**TASK PROMPT:** Tally the lines in these records that hold the string "Signature", and reply with the number alone.

**SUPPLIED INFORMATION:**

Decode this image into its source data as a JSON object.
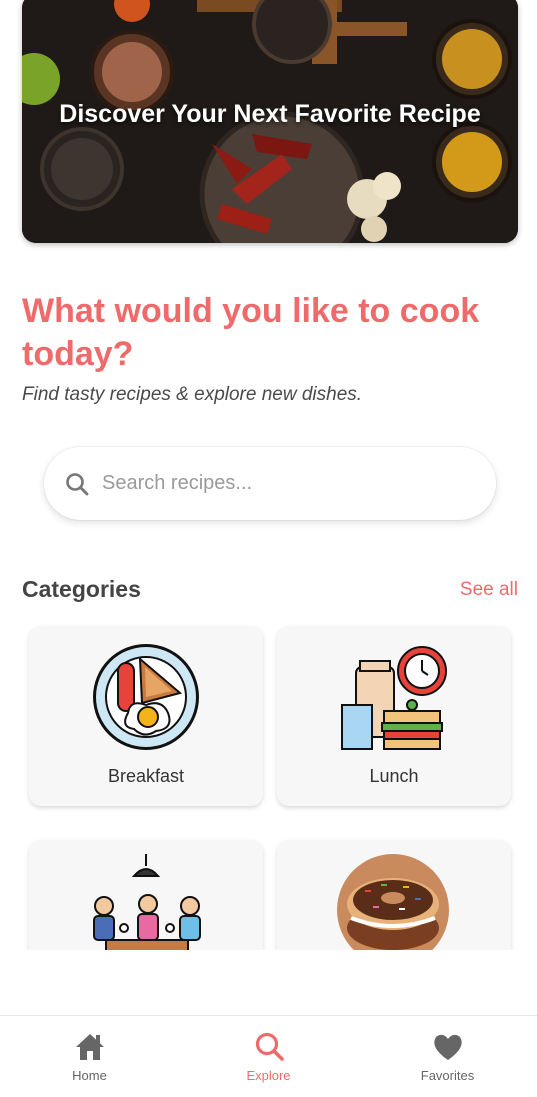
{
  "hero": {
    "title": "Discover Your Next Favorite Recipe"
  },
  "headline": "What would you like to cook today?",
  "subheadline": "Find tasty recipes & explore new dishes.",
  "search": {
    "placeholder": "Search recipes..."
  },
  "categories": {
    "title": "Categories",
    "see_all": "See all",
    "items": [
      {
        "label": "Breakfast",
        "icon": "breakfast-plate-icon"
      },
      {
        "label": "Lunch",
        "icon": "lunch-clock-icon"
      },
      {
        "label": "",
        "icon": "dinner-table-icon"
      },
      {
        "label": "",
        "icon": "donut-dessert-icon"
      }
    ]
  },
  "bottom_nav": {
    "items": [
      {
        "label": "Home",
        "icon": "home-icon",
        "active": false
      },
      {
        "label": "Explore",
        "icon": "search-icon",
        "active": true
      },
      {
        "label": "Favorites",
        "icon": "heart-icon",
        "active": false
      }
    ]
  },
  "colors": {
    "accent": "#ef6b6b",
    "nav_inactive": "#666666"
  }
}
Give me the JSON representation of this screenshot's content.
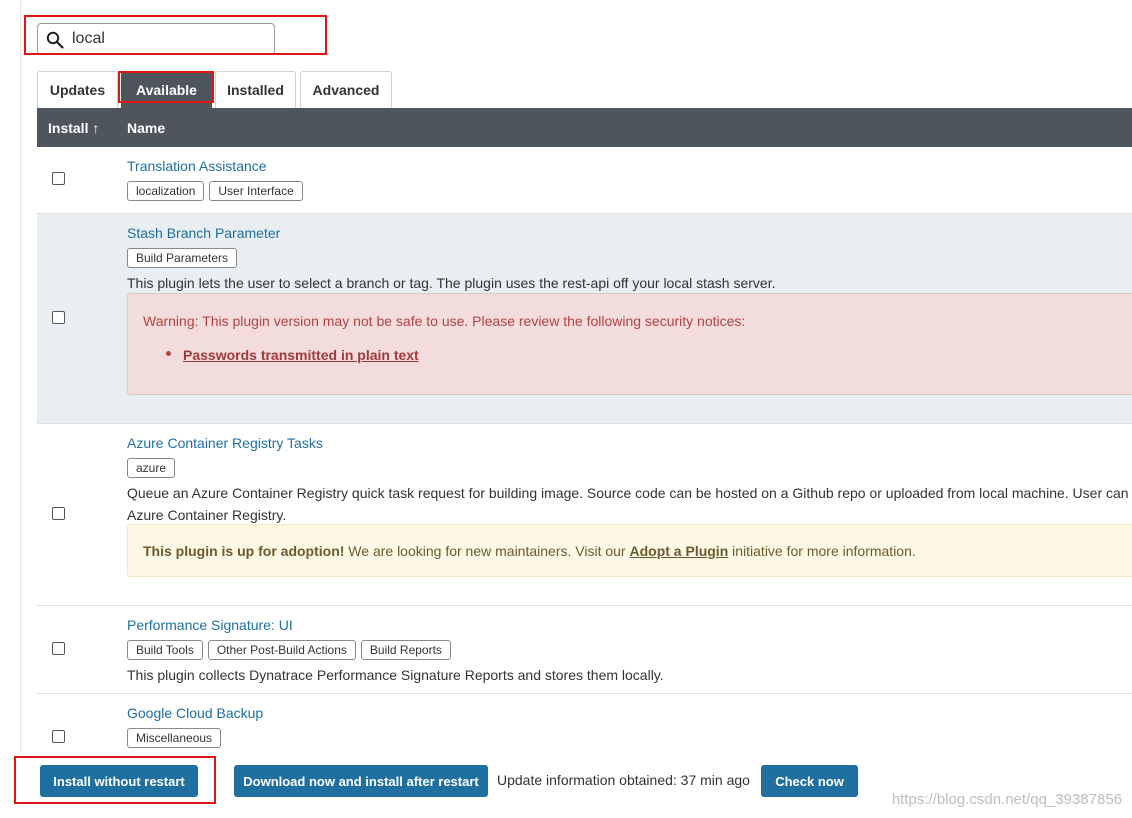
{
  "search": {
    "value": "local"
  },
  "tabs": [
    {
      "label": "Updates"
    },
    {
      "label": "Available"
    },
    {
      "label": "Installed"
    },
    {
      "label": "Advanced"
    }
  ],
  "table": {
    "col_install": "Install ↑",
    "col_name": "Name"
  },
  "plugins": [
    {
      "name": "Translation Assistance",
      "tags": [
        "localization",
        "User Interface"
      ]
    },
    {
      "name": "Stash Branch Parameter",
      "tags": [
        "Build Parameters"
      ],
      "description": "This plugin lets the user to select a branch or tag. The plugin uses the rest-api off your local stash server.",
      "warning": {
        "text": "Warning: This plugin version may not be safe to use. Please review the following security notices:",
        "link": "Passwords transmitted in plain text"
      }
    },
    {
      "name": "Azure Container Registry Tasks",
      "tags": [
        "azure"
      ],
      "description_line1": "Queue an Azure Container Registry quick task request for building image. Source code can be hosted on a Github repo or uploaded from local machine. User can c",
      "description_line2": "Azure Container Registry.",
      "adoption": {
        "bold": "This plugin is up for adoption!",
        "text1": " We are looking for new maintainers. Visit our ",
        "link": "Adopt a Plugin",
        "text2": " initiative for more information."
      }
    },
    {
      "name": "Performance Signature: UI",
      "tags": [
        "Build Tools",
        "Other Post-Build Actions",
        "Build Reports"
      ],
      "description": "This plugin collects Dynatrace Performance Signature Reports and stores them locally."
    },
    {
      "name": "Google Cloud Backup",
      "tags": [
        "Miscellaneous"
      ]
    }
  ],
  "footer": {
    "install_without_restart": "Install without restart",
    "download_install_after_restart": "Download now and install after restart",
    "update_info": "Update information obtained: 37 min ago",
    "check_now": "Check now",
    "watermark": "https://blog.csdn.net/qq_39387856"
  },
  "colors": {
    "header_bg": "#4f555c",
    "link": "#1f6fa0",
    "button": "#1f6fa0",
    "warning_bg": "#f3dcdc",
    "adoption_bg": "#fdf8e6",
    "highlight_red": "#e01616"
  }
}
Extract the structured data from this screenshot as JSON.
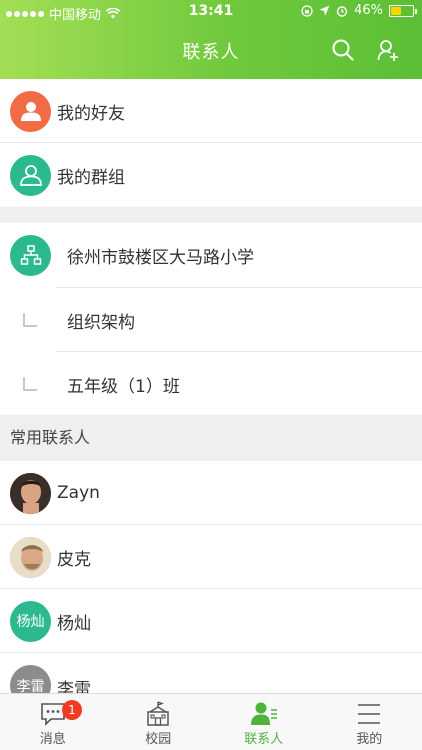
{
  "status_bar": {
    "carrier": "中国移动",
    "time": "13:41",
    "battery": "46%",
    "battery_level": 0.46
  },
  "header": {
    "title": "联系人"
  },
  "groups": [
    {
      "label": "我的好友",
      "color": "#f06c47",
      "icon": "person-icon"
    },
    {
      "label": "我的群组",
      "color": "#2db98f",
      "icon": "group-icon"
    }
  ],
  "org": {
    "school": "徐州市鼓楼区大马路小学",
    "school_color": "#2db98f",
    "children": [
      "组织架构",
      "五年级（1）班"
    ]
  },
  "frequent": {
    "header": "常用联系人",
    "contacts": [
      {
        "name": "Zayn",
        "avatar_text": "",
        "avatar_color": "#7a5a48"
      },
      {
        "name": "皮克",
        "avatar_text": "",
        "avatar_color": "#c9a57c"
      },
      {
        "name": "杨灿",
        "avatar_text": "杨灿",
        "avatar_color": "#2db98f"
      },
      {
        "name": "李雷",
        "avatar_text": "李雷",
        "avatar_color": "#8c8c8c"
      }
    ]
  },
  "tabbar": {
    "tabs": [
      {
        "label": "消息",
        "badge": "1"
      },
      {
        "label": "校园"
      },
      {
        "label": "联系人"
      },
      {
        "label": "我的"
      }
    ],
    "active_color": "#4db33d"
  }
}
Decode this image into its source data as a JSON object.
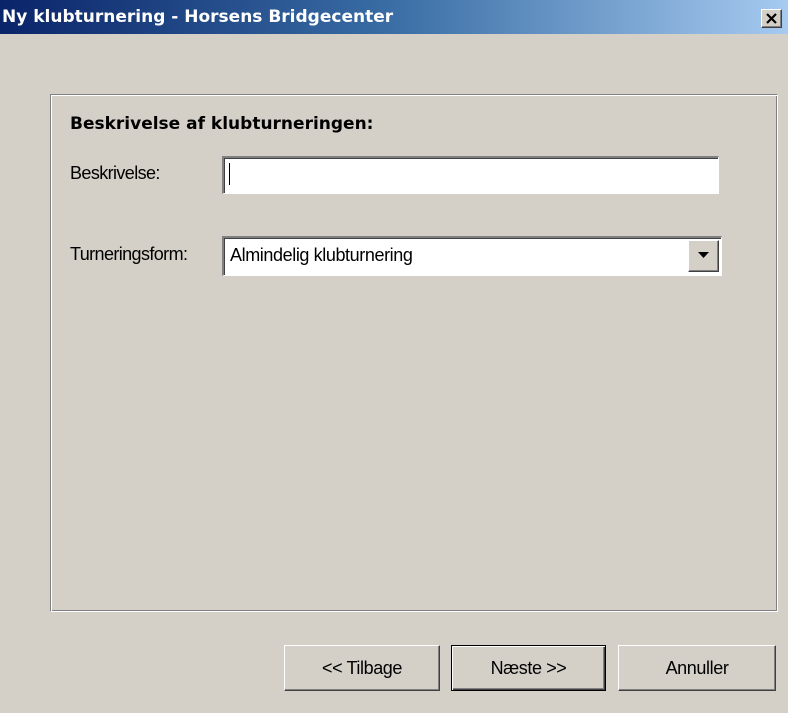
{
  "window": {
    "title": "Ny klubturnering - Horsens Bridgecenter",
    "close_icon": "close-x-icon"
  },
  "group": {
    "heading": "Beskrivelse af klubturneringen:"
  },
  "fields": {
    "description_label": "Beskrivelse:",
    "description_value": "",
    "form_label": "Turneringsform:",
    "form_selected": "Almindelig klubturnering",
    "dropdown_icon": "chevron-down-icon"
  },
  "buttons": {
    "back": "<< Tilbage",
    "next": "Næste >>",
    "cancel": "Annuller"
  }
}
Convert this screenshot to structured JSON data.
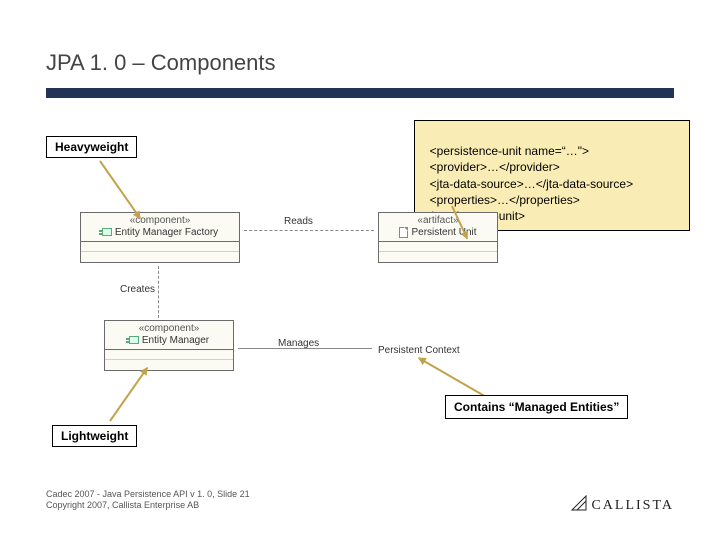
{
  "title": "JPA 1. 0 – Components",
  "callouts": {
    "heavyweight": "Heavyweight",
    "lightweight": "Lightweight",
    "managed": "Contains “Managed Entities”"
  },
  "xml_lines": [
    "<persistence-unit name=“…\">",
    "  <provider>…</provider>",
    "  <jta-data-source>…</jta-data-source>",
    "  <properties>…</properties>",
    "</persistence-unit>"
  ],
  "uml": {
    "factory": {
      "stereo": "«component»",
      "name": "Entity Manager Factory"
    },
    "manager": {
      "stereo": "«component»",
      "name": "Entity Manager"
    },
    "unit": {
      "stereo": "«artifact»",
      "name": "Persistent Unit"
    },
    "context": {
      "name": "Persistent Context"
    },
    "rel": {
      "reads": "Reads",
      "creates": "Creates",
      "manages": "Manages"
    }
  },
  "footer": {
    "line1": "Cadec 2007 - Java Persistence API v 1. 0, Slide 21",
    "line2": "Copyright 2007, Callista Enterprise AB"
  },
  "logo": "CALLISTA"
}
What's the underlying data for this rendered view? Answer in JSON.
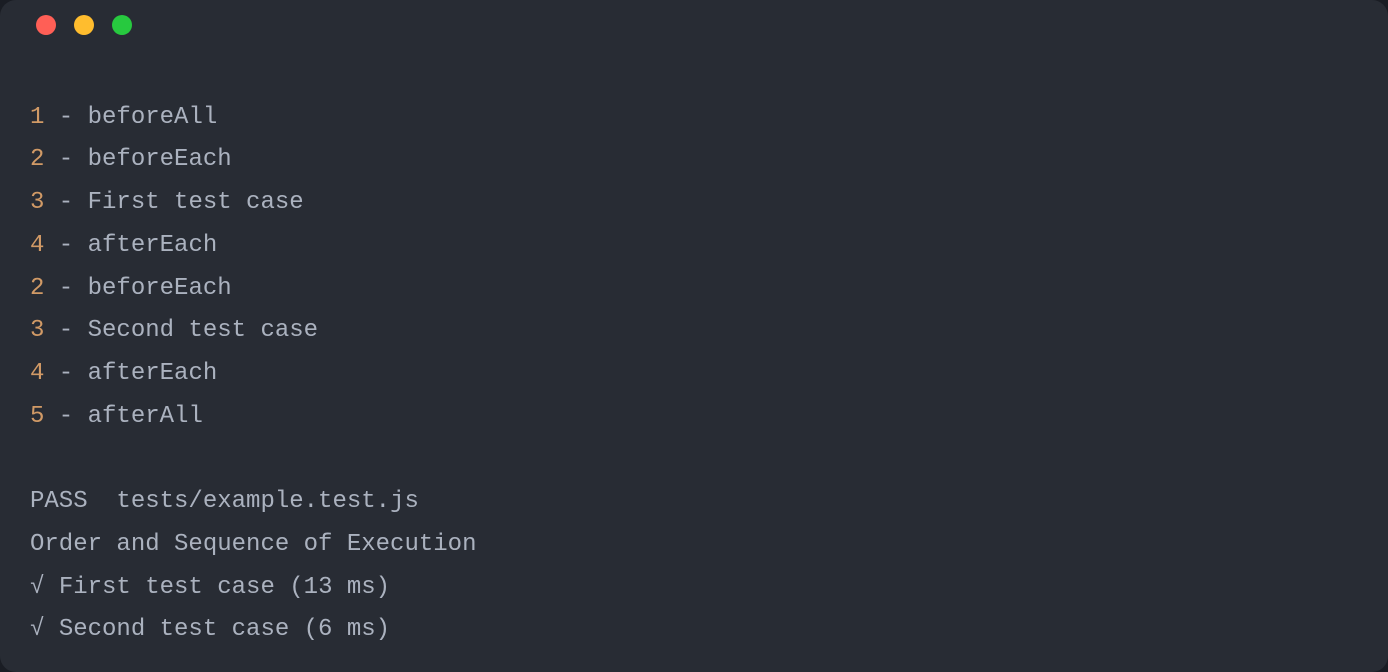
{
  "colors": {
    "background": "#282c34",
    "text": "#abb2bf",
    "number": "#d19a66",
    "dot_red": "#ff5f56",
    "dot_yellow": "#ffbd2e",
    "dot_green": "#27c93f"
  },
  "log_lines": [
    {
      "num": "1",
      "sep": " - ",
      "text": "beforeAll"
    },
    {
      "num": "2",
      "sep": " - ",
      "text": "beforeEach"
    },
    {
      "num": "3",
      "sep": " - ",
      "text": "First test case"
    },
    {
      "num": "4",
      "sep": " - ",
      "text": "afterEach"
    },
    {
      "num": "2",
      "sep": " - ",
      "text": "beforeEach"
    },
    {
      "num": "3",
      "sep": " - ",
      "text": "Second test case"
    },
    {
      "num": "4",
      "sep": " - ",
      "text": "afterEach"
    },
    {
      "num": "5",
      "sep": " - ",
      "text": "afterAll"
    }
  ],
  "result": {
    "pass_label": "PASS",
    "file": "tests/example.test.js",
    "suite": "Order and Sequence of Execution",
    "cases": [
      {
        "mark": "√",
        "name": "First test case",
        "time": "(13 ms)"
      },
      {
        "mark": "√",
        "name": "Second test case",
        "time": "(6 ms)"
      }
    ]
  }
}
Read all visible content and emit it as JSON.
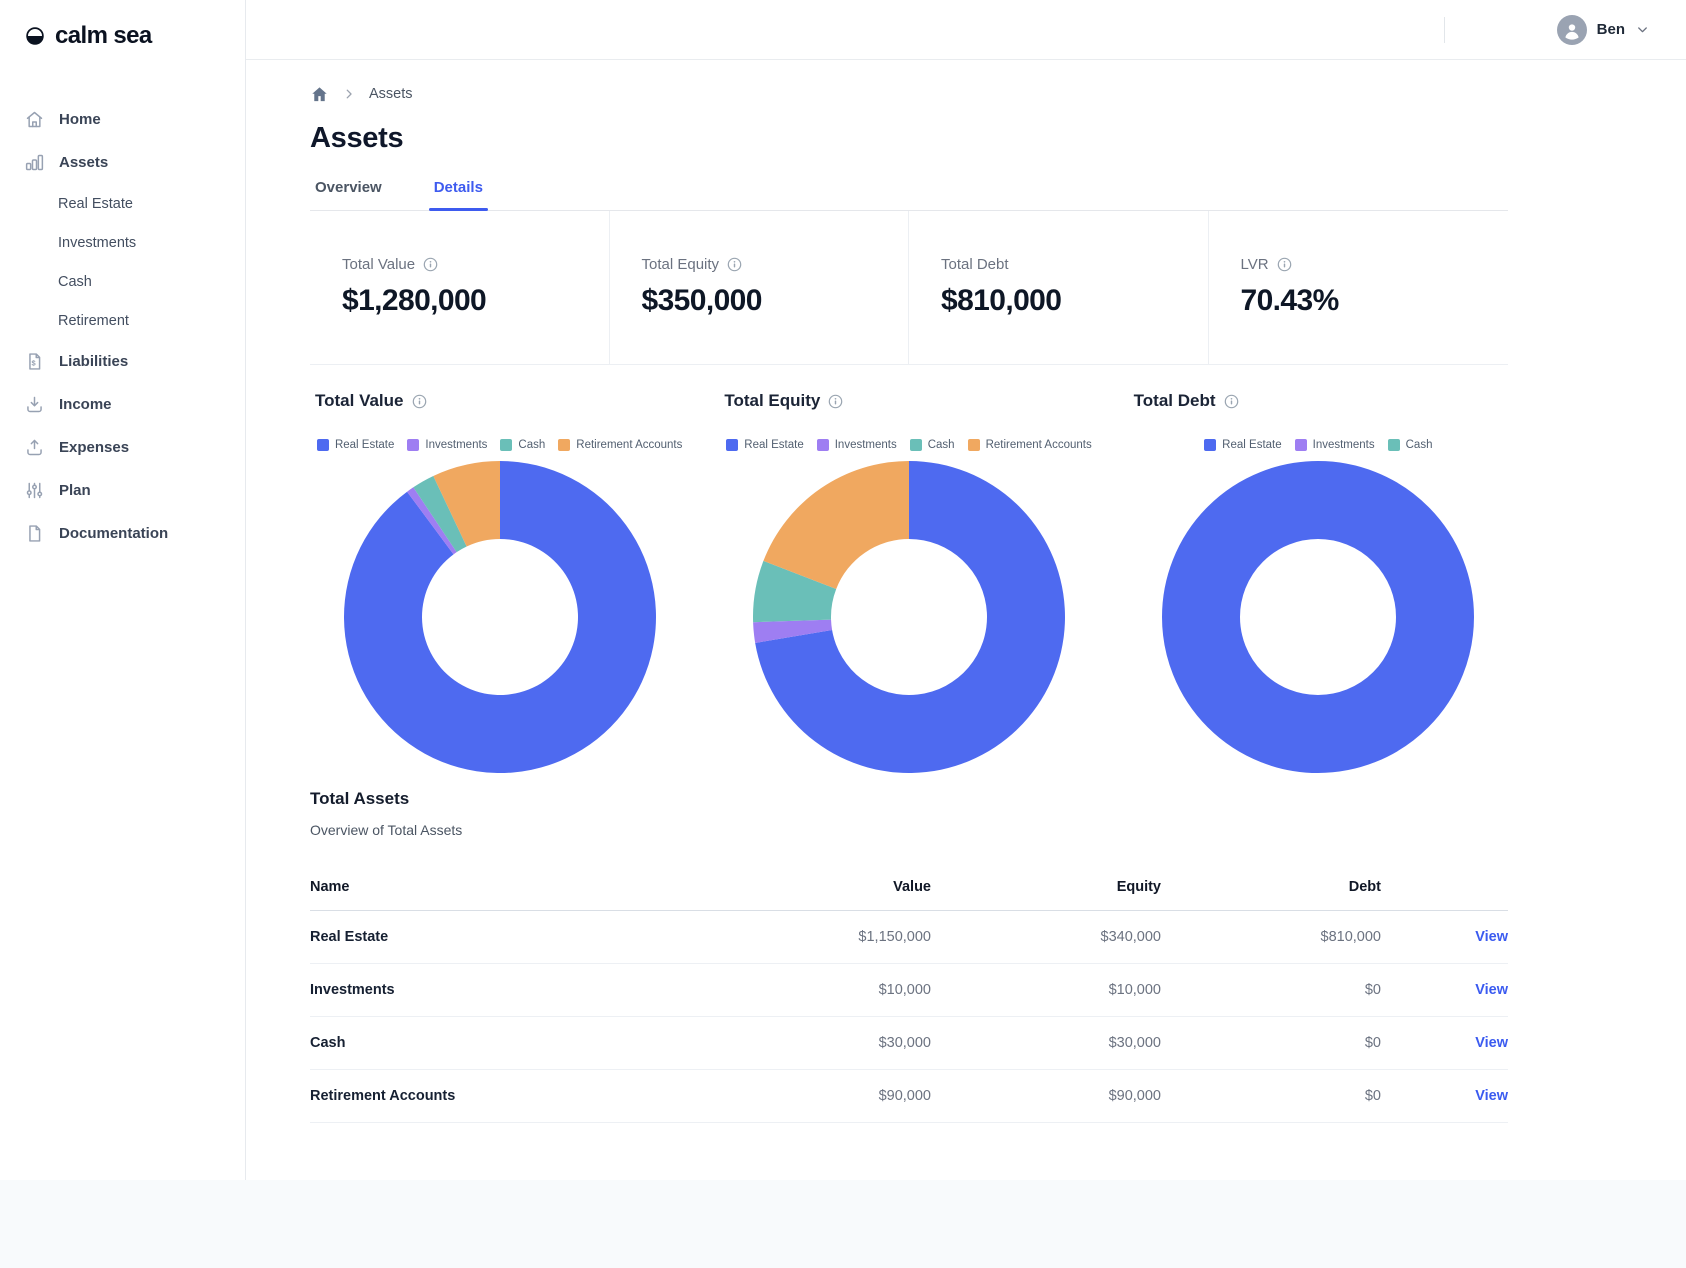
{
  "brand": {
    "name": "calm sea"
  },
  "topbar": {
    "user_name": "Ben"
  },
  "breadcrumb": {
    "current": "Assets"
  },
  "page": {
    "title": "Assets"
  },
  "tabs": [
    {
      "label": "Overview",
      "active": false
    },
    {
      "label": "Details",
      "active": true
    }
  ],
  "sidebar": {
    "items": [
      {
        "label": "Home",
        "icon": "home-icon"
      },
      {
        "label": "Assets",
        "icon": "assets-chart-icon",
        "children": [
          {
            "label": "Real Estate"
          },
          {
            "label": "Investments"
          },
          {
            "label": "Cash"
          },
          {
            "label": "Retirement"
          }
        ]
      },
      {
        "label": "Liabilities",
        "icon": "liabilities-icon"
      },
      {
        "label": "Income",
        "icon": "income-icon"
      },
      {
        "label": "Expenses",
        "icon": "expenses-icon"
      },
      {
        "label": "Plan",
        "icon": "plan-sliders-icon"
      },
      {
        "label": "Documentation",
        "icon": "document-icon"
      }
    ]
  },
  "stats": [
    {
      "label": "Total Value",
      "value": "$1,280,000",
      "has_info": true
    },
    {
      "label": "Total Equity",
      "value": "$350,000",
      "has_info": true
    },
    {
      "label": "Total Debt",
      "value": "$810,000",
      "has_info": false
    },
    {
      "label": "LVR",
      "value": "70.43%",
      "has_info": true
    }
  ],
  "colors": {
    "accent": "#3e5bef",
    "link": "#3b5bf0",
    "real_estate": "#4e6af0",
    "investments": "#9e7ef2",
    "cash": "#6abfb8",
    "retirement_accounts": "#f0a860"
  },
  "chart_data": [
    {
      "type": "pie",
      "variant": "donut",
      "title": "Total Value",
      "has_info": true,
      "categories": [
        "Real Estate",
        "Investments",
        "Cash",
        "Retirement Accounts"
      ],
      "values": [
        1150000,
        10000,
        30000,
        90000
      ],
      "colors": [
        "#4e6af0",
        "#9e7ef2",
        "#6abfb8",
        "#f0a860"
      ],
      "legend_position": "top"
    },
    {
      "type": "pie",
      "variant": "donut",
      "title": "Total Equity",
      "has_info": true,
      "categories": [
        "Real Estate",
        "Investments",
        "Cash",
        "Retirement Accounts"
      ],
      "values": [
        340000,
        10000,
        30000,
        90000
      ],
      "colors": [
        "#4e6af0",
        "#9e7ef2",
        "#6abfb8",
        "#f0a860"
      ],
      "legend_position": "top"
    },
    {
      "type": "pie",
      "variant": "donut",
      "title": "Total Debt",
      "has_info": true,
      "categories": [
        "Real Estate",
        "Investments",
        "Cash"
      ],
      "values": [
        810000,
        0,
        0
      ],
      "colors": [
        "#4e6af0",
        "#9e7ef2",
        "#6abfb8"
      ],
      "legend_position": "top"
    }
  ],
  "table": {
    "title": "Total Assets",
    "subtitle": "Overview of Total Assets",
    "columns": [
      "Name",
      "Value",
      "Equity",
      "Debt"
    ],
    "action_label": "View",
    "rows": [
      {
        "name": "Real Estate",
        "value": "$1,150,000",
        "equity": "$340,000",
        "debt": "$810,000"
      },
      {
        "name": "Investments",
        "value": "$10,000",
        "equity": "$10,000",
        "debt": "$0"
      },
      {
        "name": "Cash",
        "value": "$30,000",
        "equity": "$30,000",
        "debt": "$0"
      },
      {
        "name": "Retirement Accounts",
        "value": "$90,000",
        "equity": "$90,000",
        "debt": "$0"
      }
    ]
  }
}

**WRITTEN REPLY:** 2